*WHAT IS BEING ASKED:*
Search the data below for the word "Percent" and copy each line that holds it.

*EXTRACTED INFORMATION:*
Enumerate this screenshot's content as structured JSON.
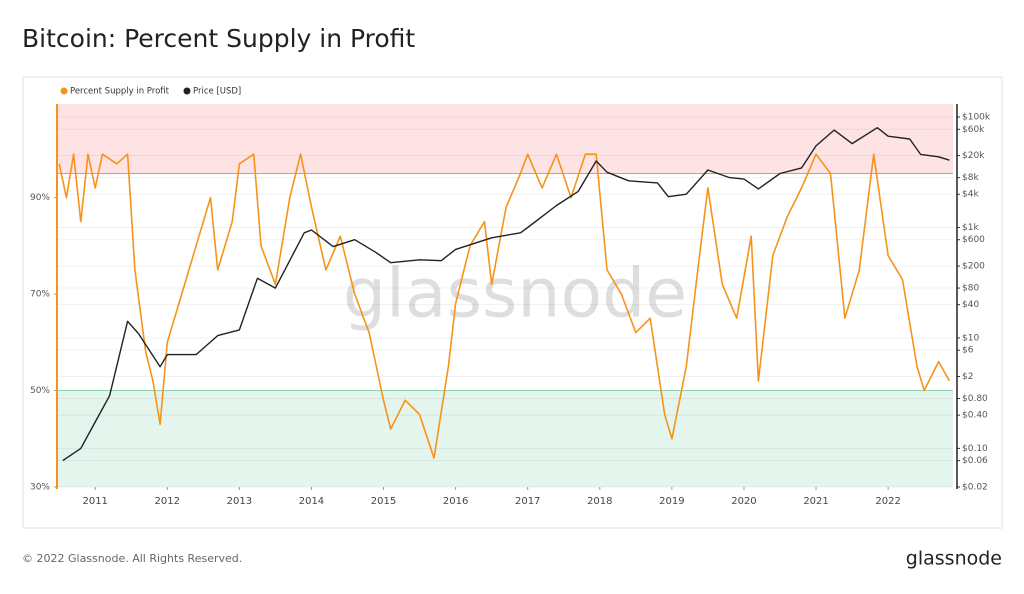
{
  "chart_data": {
    "type": "line",
    "title": "Bitcoin: Percent Supply in Profit",
    "footer": "© 2022 Glassnode. All Rights Reserved.",
    "brand": "glassnode",
    "watermark": "glassnode",
    "xlim": [
      2010.47,
      2022.9
    ],
    "xticks": [
      2011,
      2012,
      2013,
      2014,
      2015,
      2016,
      2017,
      2018,
      2019,
      2020,
      2021,
      2022
    ],
    "ylim": [
      30,
      109.4
    ],
    "yticks": [
      {
        "value": 30,
        "label": "30%"
      },
      {
        "value": 50,
        "label": "50%"
      },
      {
        "value": 70,
        "label": "70%"
      },
      {
        "value": 90,
        "label": "90%"
      }
    ],
    "y2lim": [
      0.02,
      172000
    ],
    "y2scale": "log",
    "y2ticks": [
      {
        "value": 0.02,
        "label": "$0.02"
      },
      {
        "value": 0.06,
        "label": "$0.06"
      },
      {
        "value": 0.1,
        "label": "$0.10"
      },
      {
        "value": 0.4,
        "label": "$0.40"
      },
      {
        "value": 0.8,
        "label": "$0.80"
      },
      {
        "value": 2,
        "label": "$2"
      },
      {
        "value": 6,
        "label": "$6"
      },
      {
        "value": 10,
        "label": "$10"
      },
      {
        "value": 40,
        "label": "$40"
      },
      {
        "value": 80,
        "label": "$80"
      },
      {
        "value": 200,
        "label": "$200"
      },
      {
        "value": 600,
        "label": "$600"
      },
      {
        "value": 1000,
        "label": "$1k"
      },
      {
        "value": 4000,
        "label": "$4k"
      },
      {
        "value": 8000,
        "label": "$8k"
      },
      {
        "value": 20000,
        "label": "$20k"
      },
      {
        "value": 60000,
        "label": "$60k"
      },
      {
        "value": 100000,
        "label": "$100k"
      }
    ],
    "bands": [
      {
        "from": 95,
        "to": 109.4,
        "color": "#fde3e3",
        "edge": "#f08a8a"
      },
      {
        "from": 30,
        "to": 50,
        "color": "#e3f5ec",
        "edge": "#8fd3b0"
      }
    ],
    "grid": true,
    "legend": "top-left",
    "series": [
      {
        "name": "Percent Supply in Profit",
        "color": "#f7931a",
        "x": [
          2010.5,
          2010.6,
          2010.7,
          2010.8,
          2010.9,
          2011.0,
          2011.1,
          2011.3,
          2011.45,
          2011.55,
          2011.7,
          2011.8,
          2011.9,
          2012.0,
          2012.2,
          2012.4,
          2012.6,
          2012.7,
          2012.9,
          2013.0,
          2013.2,
          2013.3,
          2013.5,
          2013.7,
          2013.85,
          2014.0,
          2014.2,
          2014.4,
          2014.6,
          2014.8,
          2015.0,
          2015.1,
          2015.3,
          2015.5,
          2015.7,
          2015.9,
          2016.0,
          2016.2,
          2016.4,
          2016.5,
          2016.7,
          2016.9,
          2017.0,
          2017.2,
          2017.4,
          2017.6,
          2017.8,
          2017.95,
          2018.1,
          2018.3,
          2018.5,
          2018.7,
          2018.9,
          2019.0,
          2019.2,
          2019.4,
          2019.5,
          2019.7,
          2019.9,
          2020.1,
          2020.2,
          2020.4,
          2020.6,
          2020.8,
          2021.0,
          2021.2,
          2021.4,
          2021.6,
          2021.8,
          2022.0,
          2022.2,
          2022.4,
          2022.5,
          2022.7,
          2022.85
        ],
        "values": [
          97,
          90,
          99,
          85,
          99,
          92,
          99,
          97,
          99,
          75,
          58,
          52,
          43,
          60,
          70,
          80,
          90,
          75,
          85,
          97,
          99,
          80,
          72,
          90,
          99,
          88,
          75,
          82,
          70,
          62,
          48,
          42,
          48,
          45,
          36,
          55,
          68,
          80,
          85,
          72,
          88,
          95,
          99,
          92,
          99,
          90,
          99,
          99,
          75,
          70,
          62,
          65,
          45,
          40,
          55,
          80,
          92,
          72,
          65,
          82,
          52,
          78,
          86,
          92,
          99,
          95,
          65,
          75,
          99,
          78,
          73,
          55,
          50,
          56,
          52
        ]
      },
      {
        "name": "Price [USD]",
        "color": "#222222",
        "axis": "y2",
        "x": [
          2010.55,
          2010.8,
          2011.0,
          2011.2,
          2011.45,
          2011.6,
          2011.9,
          2012.0,
          2012.4,
          2012.7,
          2013.0,
          2013.25,
          2013.5,
          2013.9,
          2014.0,
          2014.3,
          2014.6,
          2014.9,
          2015.1,
          2015.5,
          2015.8,
          2016.0,
          2016.5,
          2016.9,
          2017.0,
          2017.4,
          2017.7,
          2017.95,
          2018.1,
          2018.4,
          2018.8,
          2018.95,
          2019.2,
          2019.5,
          2019.8,
          2020.0,
          2020.2,
          2020.5,
          2020.8,
          2021.0,
          2021.25,
          2021.5,
          2021.85,
          2022.0,
          2022.3,
          2022.45,
          2022.7,
          2022.85
        ],
        "values": [
          0.06,
          0.1,
          0.3,
          0.9,
          20,
          12,
          3,
          5,
          5,
          11,
          14,
          120,
          80,
          800,
          900,
          450,
          600,
          350,
          230,
          260,
          250,
          400,
          650,
          800,
          1000,
          2500,
          4500,
          16000,
          10000,
          7000,
          6400,
          3600,
          4000,
          11000,
          8000,
          7500,
          5000,
          9500,
          12000,
          30000,
          58000,
          33000,
          64000,
          45000,
          40000,
          21000,
          19000,
          16500
        ]
      }
    ]
  }
}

*TASK RESPONSE:*
    "title": "Bitcoin: Percent Supply in Profit",
        "name": "Percent Supply in Profit",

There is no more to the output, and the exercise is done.